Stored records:
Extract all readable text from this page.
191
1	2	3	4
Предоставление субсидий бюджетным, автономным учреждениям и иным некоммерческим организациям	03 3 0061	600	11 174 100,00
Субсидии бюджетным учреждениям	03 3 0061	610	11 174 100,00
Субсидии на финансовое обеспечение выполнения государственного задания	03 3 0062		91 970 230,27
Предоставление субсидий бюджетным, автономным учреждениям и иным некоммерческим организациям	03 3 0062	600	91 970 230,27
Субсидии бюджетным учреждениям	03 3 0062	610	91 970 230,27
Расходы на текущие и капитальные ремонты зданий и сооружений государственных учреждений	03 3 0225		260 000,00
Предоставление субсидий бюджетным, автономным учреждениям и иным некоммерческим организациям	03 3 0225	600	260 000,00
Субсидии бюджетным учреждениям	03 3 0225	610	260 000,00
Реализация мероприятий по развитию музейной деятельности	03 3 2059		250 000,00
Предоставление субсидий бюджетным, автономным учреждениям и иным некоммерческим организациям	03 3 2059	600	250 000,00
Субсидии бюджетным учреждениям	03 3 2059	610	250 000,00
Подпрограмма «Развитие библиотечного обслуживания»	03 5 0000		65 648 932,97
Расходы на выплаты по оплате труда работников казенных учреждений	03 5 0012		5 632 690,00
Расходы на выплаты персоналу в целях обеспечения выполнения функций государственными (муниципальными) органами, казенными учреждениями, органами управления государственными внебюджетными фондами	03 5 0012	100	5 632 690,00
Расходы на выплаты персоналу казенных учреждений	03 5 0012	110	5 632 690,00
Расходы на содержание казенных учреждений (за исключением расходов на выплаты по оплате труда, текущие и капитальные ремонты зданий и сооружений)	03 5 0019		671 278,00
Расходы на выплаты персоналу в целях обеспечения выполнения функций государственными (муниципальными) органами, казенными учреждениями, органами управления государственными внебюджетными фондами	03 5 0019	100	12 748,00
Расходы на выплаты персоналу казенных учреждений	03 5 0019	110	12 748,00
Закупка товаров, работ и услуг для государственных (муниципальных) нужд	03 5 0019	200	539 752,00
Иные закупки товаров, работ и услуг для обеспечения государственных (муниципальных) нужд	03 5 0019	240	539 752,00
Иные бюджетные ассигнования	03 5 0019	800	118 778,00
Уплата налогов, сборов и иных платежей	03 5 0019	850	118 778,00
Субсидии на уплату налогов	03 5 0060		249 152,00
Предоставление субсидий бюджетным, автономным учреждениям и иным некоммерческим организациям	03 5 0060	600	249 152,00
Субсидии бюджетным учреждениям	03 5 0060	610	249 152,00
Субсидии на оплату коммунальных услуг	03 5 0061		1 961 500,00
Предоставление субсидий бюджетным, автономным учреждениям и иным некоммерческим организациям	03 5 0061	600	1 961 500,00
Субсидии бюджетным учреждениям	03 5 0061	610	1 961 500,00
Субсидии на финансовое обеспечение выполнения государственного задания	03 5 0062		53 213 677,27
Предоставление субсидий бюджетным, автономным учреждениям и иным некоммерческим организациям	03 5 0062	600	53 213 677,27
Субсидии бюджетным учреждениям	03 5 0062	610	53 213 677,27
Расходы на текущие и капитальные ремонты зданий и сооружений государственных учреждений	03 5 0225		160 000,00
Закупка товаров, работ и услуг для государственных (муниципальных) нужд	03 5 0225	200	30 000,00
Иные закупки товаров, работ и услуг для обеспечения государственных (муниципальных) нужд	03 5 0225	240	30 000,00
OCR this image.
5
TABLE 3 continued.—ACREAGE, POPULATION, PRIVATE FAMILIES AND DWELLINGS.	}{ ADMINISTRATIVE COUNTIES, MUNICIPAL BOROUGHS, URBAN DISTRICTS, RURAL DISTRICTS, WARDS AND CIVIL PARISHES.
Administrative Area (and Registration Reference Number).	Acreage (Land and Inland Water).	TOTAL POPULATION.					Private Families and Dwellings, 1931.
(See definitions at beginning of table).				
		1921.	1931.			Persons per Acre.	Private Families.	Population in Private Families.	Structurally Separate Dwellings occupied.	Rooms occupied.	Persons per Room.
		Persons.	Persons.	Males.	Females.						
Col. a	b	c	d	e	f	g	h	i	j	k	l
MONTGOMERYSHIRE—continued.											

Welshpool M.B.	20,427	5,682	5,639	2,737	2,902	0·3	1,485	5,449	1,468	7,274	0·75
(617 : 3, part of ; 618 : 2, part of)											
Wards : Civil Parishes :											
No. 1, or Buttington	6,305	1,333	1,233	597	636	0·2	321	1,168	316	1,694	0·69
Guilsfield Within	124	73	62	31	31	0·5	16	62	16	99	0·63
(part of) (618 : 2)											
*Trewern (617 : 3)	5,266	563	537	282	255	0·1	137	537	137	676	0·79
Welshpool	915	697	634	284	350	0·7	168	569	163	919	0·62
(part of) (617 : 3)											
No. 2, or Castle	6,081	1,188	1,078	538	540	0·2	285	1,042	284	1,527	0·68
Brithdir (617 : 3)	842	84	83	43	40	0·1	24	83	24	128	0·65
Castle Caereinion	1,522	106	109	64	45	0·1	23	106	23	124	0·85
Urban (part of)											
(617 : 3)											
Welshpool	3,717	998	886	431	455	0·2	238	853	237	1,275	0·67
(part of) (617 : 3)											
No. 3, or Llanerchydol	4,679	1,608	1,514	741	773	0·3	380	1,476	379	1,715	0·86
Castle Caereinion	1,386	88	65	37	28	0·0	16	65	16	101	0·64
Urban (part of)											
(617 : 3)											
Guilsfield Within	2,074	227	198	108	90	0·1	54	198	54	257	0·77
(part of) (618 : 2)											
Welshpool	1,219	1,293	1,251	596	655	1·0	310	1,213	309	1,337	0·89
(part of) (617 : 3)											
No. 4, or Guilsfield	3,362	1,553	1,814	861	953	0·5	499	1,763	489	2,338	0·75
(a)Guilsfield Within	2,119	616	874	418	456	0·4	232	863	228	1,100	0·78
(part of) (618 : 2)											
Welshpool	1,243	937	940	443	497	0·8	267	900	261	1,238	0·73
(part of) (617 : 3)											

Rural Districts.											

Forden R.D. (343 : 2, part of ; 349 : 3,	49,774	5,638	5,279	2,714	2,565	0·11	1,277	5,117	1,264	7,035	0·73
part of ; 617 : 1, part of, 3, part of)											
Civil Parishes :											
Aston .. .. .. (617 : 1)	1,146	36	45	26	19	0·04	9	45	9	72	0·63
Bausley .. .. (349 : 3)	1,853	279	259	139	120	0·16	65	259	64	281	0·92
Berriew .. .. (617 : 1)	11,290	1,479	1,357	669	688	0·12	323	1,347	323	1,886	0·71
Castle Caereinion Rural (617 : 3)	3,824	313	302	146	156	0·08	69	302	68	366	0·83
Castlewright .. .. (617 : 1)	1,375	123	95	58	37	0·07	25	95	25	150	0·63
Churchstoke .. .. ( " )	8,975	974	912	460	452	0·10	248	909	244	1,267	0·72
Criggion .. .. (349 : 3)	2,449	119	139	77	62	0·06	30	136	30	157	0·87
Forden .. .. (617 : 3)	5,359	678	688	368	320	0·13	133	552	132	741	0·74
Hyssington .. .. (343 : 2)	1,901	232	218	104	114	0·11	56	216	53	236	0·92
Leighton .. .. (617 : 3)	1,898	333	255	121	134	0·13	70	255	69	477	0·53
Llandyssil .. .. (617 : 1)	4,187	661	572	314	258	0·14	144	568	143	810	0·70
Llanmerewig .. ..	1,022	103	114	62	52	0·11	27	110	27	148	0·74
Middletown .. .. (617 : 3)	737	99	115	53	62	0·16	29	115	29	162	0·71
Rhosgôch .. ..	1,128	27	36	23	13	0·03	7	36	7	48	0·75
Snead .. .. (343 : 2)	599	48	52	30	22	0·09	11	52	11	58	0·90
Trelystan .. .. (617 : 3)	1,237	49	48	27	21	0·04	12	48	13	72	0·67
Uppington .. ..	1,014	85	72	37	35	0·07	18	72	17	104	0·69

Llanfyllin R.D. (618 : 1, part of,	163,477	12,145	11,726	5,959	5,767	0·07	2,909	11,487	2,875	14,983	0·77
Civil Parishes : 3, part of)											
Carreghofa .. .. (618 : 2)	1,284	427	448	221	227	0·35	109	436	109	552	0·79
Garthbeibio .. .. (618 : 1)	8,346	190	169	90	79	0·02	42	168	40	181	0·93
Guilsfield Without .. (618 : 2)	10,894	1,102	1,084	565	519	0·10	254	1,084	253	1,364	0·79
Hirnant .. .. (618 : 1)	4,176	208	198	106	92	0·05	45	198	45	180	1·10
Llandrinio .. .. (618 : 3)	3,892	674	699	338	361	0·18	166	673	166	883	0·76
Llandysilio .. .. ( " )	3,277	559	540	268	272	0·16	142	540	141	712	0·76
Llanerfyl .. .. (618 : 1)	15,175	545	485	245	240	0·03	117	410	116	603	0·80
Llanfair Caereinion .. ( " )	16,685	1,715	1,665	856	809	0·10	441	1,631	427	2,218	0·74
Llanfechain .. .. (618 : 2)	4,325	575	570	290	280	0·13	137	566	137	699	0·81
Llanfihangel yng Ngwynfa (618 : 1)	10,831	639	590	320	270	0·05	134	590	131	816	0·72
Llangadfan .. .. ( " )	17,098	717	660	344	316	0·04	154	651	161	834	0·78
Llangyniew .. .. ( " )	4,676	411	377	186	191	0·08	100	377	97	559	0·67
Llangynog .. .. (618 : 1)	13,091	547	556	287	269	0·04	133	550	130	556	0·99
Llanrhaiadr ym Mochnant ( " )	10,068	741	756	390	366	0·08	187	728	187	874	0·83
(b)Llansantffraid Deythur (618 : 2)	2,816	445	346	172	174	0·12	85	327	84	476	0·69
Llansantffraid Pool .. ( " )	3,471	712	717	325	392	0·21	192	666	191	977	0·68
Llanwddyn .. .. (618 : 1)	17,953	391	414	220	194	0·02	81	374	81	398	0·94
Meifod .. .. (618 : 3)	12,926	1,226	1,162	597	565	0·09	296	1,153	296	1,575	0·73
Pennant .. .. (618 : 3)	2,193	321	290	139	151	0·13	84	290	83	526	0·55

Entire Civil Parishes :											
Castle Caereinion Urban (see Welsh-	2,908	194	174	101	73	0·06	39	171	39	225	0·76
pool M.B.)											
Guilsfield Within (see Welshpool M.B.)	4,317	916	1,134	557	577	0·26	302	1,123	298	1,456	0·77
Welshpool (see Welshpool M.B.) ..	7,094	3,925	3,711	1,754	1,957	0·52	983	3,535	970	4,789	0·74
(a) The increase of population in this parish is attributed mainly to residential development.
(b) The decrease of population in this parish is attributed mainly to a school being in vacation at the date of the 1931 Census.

INSTRUCTIONS FOR THE TASK:
Collect from the data above every line that includes "иным".

RESPONSE TO THIS TASK:
Предоставление субсидий бюджетным, автономным учреждениям и иным некоммерческим организациям	03 3 0061	600	11 174 100,00
Предоставление субсидий бюджетным, автономным учреждениям и иным некоммерческим организациям	03 3 0062	600	91 970 230,27
Предоставление субсидий бюджетным, автономным учреждениям и иным некоммерческим организациям	03 3 0225	600	260 000,00
Предоставление субсидий бюджетным, автономным учреждениям и иным некоммерческим организациям	03 3 2059	600	250 000,00
Предоставление субсидий бюджетным, автономным учреждениям и иным некоммерческим организациям	03 5 0060	600	249 152,00
Предоставление субсидий бюджетным, автономным учреждениям и иным некоммерческим организациям	03 5 0061	600	1 961 500,00
Предоставление субсидий бюджетным, автономным учреждениям и иным некоммерческим организациям	03 5 0062	600	53 213 677,27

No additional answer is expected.